Text passage>
————

I'm searching same open source software to perform this kind of limit (without restricting and executing the limit to a variable):
$$ \lim_{(x, y)\to(0, 0)}\frac{x^3y}{x^6+y^2} $$ I've seen sage and maxima, but i don't know if they can help me... Then, if not this, can they perform double and triple integrals?

————

Data section>

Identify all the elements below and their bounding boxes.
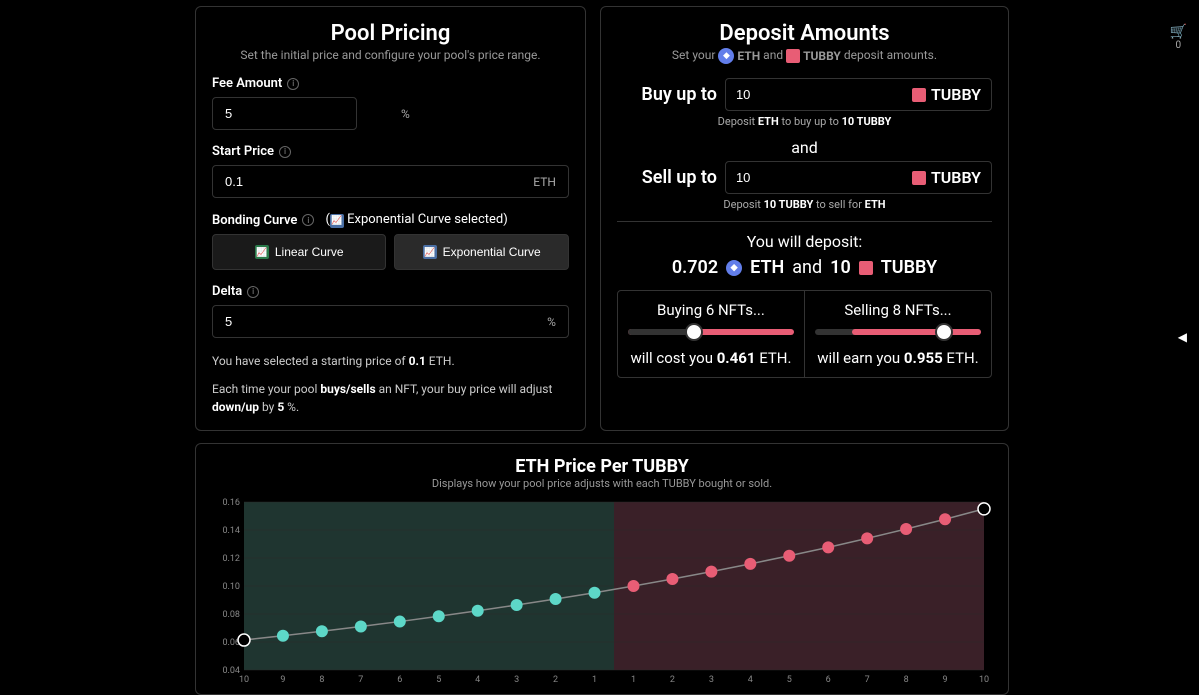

————

Exercise brief> Which two programs does the forum post about computing a two-variable limit say the poster has already seen? The material above comes from a different source than the forum post.

Solution to the exercise> sage and maxima